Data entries
/---

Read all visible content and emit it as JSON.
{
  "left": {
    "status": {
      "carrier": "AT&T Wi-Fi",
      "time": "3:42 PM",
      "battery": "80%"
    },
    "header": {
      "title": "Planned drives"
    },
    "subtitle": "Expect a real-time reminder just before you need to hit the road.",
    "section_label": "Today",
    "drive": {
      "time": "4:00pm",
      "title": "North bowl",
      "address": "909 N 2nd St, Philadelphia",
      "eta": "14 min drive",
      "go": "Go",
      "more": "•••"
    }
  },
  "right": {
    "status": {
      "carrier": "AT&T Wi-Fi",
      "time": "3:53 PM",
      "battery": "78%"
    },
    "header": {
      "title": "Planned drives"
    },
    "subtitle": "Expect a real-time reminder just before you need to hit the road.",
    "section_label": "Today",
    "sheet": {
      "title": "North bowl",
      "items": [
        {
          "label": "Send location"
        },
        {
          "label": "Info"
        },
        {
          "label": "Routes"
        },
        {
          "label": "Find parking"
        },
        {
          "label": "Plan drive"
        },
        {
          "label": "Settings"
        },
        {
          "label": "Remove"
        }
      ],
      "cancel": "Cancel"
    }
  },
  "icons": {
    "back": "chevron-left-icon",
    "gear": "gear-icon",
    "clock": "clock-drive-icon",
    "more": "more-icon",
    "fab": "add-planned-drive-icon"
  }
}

\---

== Short exercise ==
Output the entries exactly.

== Full output ==
Read all visible content and emit it as JSON.
{
  "left": {
    "status": {
      "carrier": "AT&T Wi-Fi",
      "time": "3:42 PM",
      "battery": "80%"
    },
    "header": {
      "title": "Planned drives"
    },
    "subtitle": "Expect a real-time reminder just before you need to hit the road.",
    "section_label": "Today",
    "drive": {
      "time": "4:00pm",
      "title": "North bowl",
      "address": "909 N 2nd St, Philadelphia",
      "eta": "14 min drive",
      "go": "Go",
      "more": "•••"
    }
  },
  "right": {
    "status": {
      "carrier": "AT&T Wi-Fi",
      "time": "3:53 PM",
      "battery": "78%"
    },
    "header": {
      "title": "Planned drives"
    },
    "subtitle": "Expect a real-time reminder just before you need to hit the road.",
    "section_label": "Today",
    "sheet": {
      "title": "North bowl",
      "items": [
        {
          "label": "Send location"
        },
        {
          "label": "Info"
        },
        {
          "label": "Routes"
        },
        {
          "label": "Find parking"
        },
        {
          "label": "Plan drive"
        },
        {
          "label": "Settings"
        },
        {
          "label": "Remove"
        }
      ],
      "cancel": "Cancel"
    }
  },
  "icons": {
    "back": "chevron-left-icon",
    "gear": "gear-icon",
    "clock": "clock-drive-icon",
    "more": "more-icon",
    "fab": "add-planned-drive-icon"
  }
}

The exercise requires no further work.